A la sombra, por los Montes de Oca


Etapa 8: Belorado – Atapuerca
Distancia: 30 kilómetros
Avituallamiento: Cacahuetes Grupo IFA
Canción que hoy se repite en mi cabeza mientras camino: Little Honda (Intérprete: Toconos)

Justo antes de dormirme, escuché cómo el Padre Gómez, después del tema que cerraba su bolo, se despedía con un “sayonara” de una peregrina coreana que se hospedaba también en el albergue parroquial, lo que de algún modo retorcido me pareció reconfortante, puesto que uno prefiere una iglesia idiota que poco a poco se vaya autodestruyendo, entregue sus armas y anuncie el cese definitivo de su actividad. Y con este pensamiento me quedé roque.

Y cuando me despierto, el dinosaurio (en fin, el Padre Gómez) ya no está allí…

Pero por si acaso, desayuno a toda velocidad las tostadas y el café instantáneo gentileza de Maya y Martin, me despido de ellos deseándoles un feliz retorno a Suiza, me echo encima la mochila y empiezo a caminar como cada mañana. Y como cada mañana la soledad y el silencio del camino en el frío de las primeras horas me producen una felicidad instantánea y pienso que es exactamente aquí donde quiero estar y que todos los sueños son posibles.

_ _ _ _ _ _ _

▶ _PROBLEMA PLANTEADO 1_
En el relato de la etapa de Belorado a Atapuerca, ¿cuántos kilómetros tiene la etapa?
▶ _PROBLEMA PLANTEADO 2_
Reproduce el relato de la etapa de Belorado a Atapuerca desde "Pero por si" hasta "sueños son posibles.", ambos incluidos, y cambia "Suiza" por "Austria".
▶ _PROBLEMA PLANTEADO 3_
Prosigue el relato de la etapa de Belorado a Atapuerca a partir de su última oración.

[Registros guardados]
_ _ _ _ _ _ _

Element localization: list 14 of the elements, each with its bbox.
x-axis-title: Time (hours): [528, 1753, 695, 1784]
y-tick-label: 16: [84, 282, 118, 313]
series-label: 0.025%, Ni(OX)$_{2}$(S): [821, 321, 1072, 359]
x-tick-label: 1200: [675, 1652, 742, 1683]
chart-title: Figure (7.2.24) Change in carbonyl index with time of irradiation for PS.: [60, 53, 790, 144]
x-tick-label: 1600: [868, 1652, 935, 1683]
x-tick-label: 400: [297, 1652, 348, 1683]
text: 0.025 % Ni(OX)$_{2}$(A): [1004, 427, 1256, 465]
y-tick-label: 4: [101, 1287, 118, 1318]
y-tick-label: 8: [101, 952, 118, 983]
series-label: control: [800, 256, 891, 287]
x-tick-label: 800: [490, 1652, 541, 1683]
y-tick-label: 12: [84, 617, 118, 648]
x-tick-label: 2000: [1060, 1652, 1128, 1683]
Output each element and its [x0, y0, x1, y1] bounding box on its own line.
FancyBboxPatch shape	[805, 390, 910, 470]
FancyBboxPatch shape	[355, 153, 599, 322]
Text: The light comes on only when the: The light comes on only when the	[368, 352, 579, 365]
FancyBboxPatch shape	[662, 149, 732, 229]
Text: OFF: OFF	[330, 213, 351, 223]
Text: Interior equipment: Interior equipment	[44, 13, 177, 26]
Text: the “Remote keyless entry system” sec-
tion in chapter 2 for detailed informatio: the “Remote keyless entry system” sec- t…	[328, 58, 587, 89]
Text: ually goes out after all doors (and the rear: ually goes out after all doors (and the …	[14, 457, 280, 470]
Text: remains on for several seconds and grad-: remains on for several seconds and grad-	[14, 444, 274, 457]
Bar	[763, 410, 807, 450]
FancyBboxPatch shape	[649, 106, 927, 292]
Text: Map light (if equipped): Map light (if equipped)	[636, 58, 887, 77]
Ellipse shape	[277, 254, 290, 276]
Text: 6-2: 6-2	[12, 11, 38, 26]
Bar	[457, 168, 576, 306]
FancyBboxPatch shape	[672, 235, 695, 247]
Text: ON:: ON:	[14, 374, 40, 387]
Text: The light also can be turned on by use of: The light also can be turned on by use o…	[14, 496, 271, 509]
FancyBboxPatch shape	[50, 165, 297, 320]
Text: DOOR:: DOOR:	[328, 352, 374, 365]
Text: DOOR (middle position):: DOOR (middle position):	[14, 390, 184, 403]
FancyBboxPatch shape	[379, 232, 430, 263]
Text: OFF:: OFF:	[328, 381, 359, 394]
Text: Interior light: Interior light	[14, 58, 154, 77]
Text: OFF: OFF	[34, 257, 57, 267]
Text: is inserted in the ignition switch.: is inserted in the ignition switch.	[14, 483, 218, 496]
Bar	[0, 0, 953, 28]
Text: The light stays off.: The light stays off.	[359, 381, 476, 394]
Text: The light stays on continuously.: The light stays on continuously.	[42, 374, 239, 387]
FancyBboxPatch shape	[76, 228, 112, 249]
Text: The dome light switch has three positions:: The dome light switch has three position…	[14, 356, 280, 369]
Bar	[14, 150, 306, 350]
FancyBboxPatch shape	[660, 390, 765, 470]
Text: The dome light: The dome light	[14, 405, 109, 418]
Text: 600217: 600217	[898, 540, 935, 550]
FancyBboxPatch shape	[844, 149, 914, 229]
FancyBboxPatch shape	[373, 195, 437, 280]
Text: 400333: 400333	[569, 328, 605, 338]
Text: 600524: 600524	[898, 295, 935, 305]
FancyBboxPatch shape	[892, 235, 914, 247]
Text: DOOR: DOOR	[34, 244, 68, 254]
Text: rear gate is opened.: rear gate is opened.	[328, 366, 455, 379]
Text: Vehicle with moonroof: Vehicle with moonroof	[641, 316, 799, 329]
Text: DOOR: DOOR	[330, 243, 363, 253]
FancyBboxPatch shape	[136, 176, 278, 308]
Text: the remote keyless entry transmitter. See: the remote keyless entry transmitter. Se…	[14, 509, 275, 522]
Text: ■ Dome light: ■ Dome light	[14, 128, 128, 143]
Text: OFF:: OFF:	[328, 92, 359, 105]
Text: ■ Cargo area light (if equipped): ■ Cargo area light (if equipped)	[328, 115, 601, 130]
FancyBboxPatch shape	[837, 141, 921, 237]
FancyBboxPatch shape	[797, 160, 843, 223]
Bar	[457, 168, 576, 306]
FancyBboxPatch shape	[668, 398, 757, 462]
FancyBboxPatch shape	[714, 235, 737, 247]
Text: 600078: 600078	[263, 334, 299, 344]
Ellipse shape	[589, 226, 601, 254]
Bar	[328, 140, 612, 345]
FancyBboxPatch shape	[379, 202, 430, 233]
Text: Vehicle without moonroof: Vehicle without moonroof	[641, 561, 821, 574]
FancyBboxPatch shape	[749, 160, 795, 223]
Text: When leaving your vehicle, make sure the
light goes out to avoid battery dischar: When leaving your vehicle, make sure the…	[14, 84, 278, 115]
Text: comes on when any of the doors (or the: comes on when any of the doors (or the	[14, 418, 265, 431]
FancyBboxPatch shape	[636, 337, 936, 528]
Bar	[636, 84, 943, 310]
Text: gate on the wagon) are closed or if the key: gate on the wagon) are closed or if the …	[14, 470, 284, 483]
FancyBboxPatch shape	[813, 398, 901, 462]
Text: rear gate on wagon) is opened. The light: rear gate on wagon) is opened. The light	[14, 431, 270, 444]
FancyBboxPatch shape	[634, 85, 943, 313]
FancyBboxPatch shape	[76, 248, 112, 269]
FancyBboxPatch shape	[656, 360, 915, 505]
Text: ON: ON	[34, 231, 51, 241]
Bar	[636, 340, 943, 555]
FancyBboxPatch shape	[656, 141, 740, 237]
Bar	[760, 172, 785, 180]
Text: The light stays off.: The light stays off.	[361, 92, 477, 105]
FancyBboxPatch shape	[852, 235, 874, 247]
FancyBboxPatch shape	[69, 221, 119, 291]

_ _ _ _ _ _ _

▶ _RESULTADO ESPERADO 1_
30 kilómetros.

▶ _RESULTADO ESPERADO 2_
Pero por si acaso, desayuno a toda velocidad las tostadas y el café instantáneo gentileza de Maya y Martin, me despido de ellos deseándoles un feliz retorno a Austria, me echo encima la mochila y empiezo a caminar como cada mañana. Y como cada mañana la soledad y el silencio del camino en el frío de las primeras horas me producen una felicidad instantánea y pienso que es exactamente aquí donde quiero estar y que todos los sueños son posibles.

▶ _RESULTADO ESPERADO 3_
El camino es sencillo hasta Villafranca Montes de Oca, donde paro a beber agua y masticar unos cacahuetes que me den el impulso suficiente para atacar las rampas que suben hasta los Montes de Oca, por los que voy a transitar durante unas tres horas, rodeado de pinos, robles, castaños y avellanos. El sol ya empieza a picar, pero los árboles filtran los rayos y una vez terminada la subida inicial el trayecto es fácil y agradable a lo largo de los doce kilómetros que me conducirán a San Juan de Ortega. A mitad de camino me topo con un monumento a las 300 personas que, justo en ese punto de los montes, fueron fusilados por las huestes franquistas en los primeros meses de la Guerra Civil. En una de las caras del monolito de piedra hay una placa con un poema de Miguel Hernández que me estremece.

Quiero escarbar la tierra con los dientes,
quiero apartar la tierra parte a parte,
a dentelladas secas y calientes.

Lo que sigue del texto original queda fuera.